* start Dataset rows *

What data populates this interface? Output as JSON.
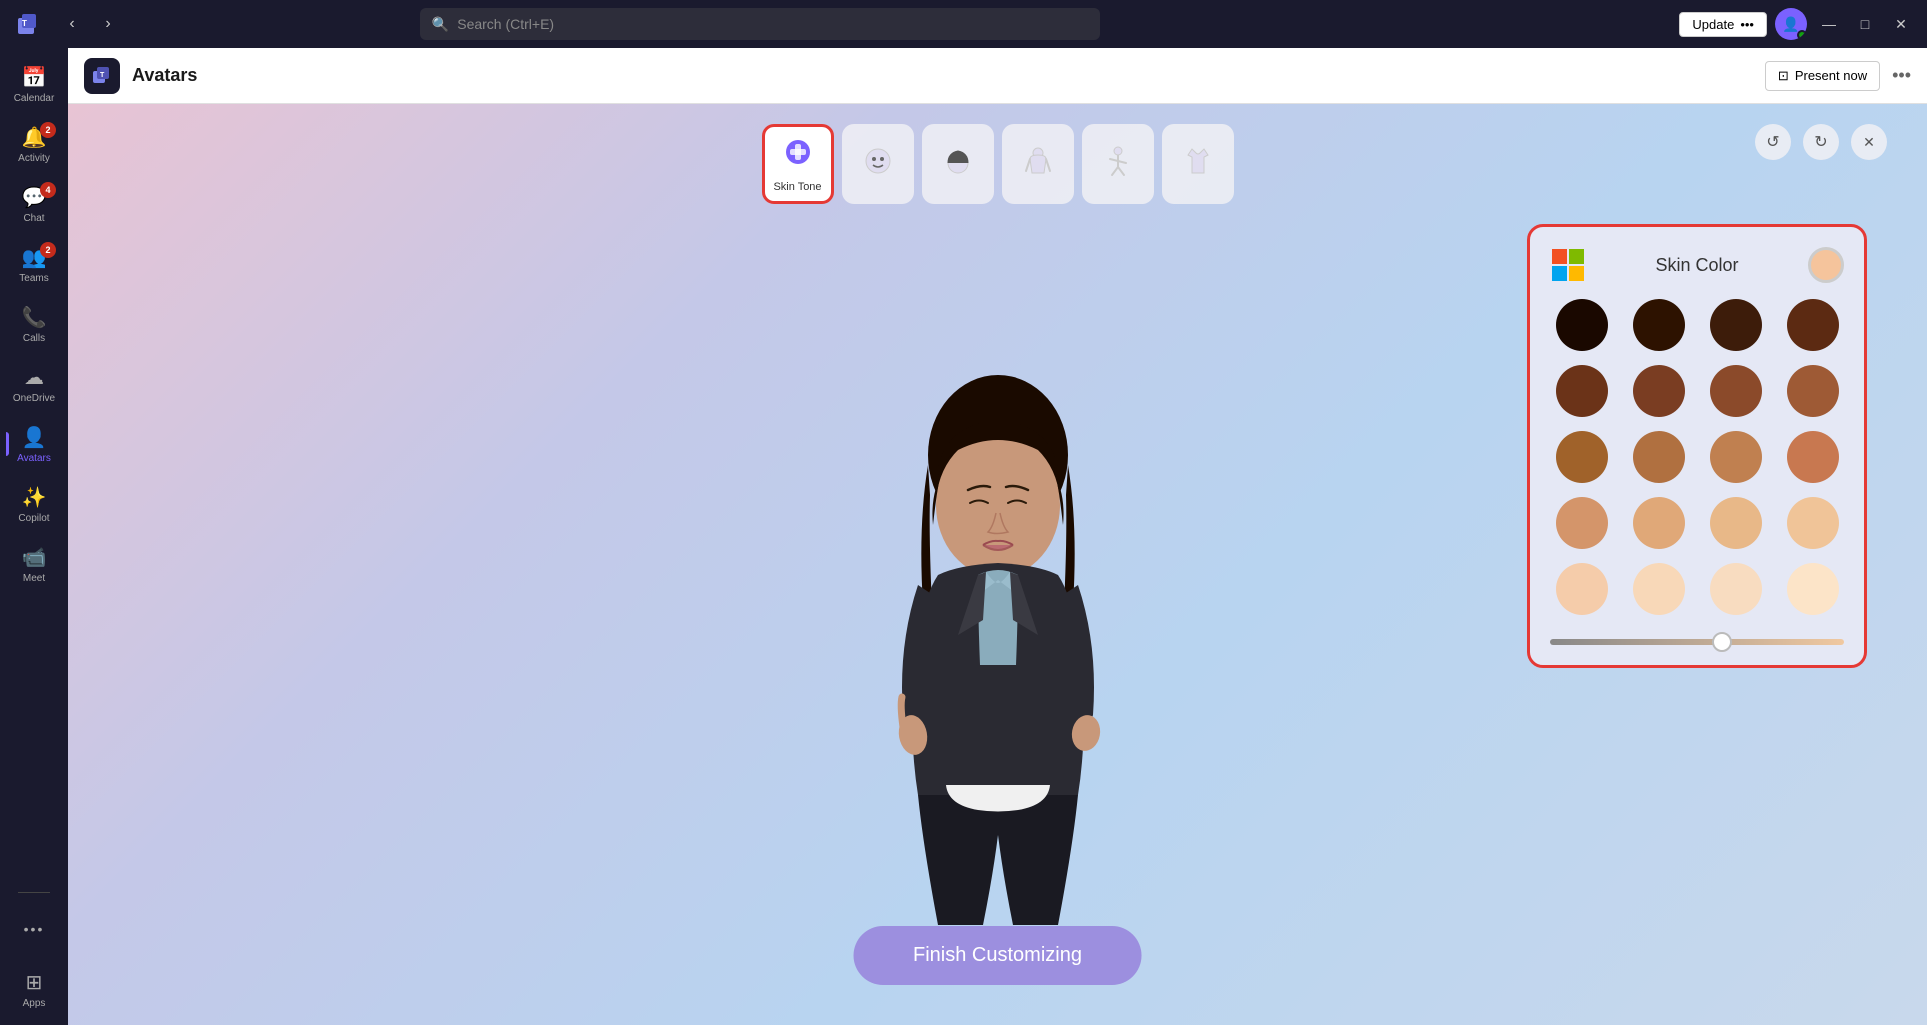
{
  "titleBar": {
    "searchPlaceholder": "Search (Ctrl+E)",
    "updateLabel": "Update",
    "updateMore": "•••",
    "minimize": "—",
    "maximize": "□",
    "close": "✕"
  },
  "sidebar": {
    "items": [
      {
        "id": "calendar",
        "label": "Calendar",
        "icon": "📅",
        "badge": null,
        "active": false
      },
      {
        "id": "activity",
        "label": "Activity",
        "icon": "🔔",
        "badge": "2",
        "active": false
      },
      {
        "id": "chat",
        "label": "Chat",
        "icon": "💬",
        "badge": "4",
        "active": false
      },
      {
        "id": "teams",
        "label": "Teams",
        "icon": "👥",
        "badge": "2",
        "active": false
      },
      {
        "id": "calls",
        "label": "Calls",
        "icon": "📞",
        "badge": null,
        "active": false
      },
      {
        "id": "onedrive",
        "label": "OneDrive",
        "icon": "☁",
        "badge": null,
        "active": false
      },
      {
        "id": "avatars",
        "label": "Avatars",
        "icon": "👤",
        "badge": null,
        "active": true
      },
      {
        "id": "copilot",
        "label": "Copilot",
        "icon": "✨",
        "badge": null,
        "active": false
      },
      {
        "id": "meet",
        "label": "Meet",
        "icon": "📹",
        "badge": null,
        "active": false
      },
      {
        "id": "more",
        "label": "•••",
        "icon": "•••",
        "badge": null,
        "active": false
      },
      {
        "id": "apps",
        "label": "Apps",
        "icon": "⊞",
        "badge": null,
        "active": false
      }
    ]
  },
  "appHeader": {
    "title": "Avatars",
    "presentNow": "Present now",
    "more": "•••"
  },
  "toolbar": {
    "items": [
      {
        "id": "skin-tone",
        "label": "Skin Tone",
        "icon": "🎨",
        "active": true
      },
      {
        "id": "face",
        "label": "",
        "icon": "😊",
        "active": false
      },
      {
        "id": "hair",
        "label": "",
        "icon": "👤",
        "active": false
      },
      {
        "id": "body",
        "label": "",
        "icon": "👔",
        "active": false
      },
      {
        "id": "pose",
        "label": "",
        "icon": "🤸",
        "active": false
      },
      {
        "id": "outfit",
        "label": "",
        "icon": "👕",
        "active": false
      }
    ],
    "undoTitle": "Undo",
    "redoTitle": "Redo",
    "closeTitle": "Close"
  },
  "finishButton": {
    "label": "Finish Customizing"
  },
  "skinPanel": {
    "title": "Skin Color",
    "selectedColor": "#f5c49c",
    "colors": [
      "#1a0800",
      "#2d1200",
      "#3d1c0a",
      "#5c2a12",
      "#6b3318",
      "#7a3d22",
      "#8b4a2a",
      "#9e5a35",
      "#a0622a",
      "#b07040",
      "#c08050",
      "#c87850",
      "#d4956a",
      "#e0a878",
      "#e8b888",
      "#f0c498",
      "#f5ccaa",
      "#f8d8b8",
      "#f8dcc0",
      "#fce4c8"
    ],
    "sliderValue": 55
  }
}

* end Dataset rows *

What needs to be done: Reproduce each record above by retyping it exactly; omit all images.

Task solution:
What data populates this interface? Output as JSON.
{
  "titleBar": {
    "searchPlaceholder": "Search (Ctrl+E)",
    "updateLabel": "Update",
    "updateMore": "•••",
    "minimize": "—",
    "maximize": "□",
    "close": "✕"
  },
  "sidebar": {
    "items": [
      {
        "id": "calendar",
        "label": "Calendar",
        "icon": "📅",
        "badge": null,
        "active": false
      },
      {
        "id": "activity",
        "label": "Activity",
        "icon": "🔔",
        "badge": "2",
        "active": false
      },
      {
        "id": "chat",
        "label": "Chat",
        "icon": "💬",
        "badge": "4",
        "active": false
      },
      {
        "id": "teams",
        "label": "Teams",
        "icon": "👥",
        "badge": "2",
        "active": false
      },
      {
        "id": "calls",
        "label": "Calls",
        "icon": "📞",
        "badge": null,
        "active": false
      },
      {
        "id": "onedrive",
        "label": "OneDrive",
        "icon": "☁",
        "badge": null,
        "active": false
      },
      {
        "id": "avatars",
        "label": "Avatars",
        "icon": "👤",
        "badge": null,
        "active": true
      },
      {
        "id": "copilot",
        "label": "Copilot",
        "icon": "✨",
        "badge": null,
        "active": false
      },
      {
        "id": "meet",
        "label": "Meet",
        "icon": "📹",
        "badge": null,
        "active": false
      },
      {
        "id": "more",
        "label": "•••",
        "icon": "•••",
        "badge": null,
        "active": false
      },
      {
        "id": "apps",
        "label": "Apps",
        "icon": "⊞",
        "badge": null,
        "active": false
      }
    ]
  },
  "appHeader": {
    "title": "Avatars",
    "presentNow": "Present now",
    "more": "•••"
  },
  "toolbar": {
    "items": [
      {
        "id": "skin-tone",
        "label": "Skin Tone",
        "icon": "🎨",
        "active": true
      },
      {
        "id": "face",
        "label": "",
        "icon": "😊",
        "active": false
      },
      {
        "id": "hair",
        "label": "",
        "icon": "👤",
        "active": false
      },
      {
        "id": "body",
        "label": "",
        "icon": "👔",
        "active": false
      },
      {
        "id": "pose",
        "label": "",
        "icon": "🤸",
        "active": false
      },
      {
        "id": "outfit",
        "label": "",
        "icon": "👕",
        "active": false
      }
    ],
    "undoTitle": "Undo",
    "redoTitle": "Redo",
    "closeTitle": "Close"
  },
  "finishButton": {
    "label": "Finish Customizing"
  },
  "skinPanel": {
    "title": "Skin Color",
    "selectedColor": "#f5c49c",
    "colors": [
      "#1a0800",
      "#2d1200",
      "#3d1c0a",
      "#5c2a12",
      "#6b3318",
      "#7a3d22",
      "#8b4a2a",
      "#9e5a35",
      "#a0622a",
      "#b07040",
      "#c08050",
      "#c87850",
      "#d4956a",
      "#e0a878",
      "#e8b888",
      "#f0c498",
      "#f5ccaa",
      "#f8d8b8",
      "#f8dcc0",
      "#fce4c8"
    ],
    "sliderValue": 55
  }
}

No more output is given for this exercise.